Direction: Show every line that has the string "knob" in it.

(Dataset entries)
========================================
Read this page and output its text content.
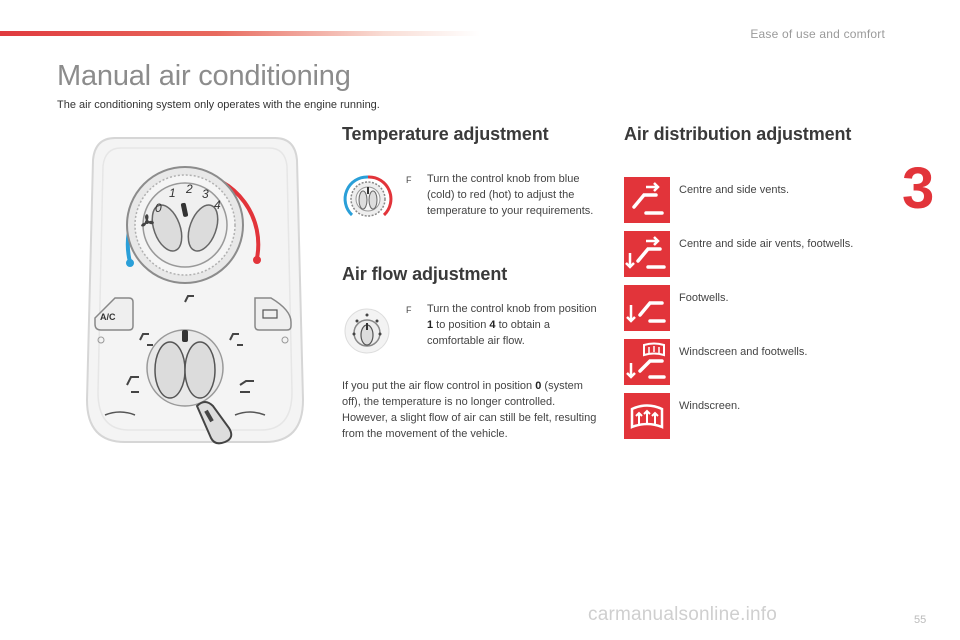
Ease of use and comfort
3
Manual air conditioning
The air conditioning system only operates with the engine running.
0
1 2 3
4
A/C
Temperature adjustment
F Turn the control knob from blue (cold) to red (hot) to adjust the temperature to your requirements.
Air flow adjustment
F Turn the control knob from position 1 to position 4 to obtain a comfortable air flow.
If you put the air flow control in position 0 (system off), the temperature is no longer controlled. However, a slight flow of air can still be felt, resulting from the movement of the vehicle.
Air distribution adjustment
Centre and side vents.
Centre and side air vents, footwells.
Footwells.
Windscreen and footwells.
Windscreen.
carmanualsonline.info	55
========================================
Final result:
F Turn the control knob from blue (cold) to red (hot) to adjust the temperature to your requirements.
F Turn the control knob from position 1 to position 4 to obtain a comfortable air flow.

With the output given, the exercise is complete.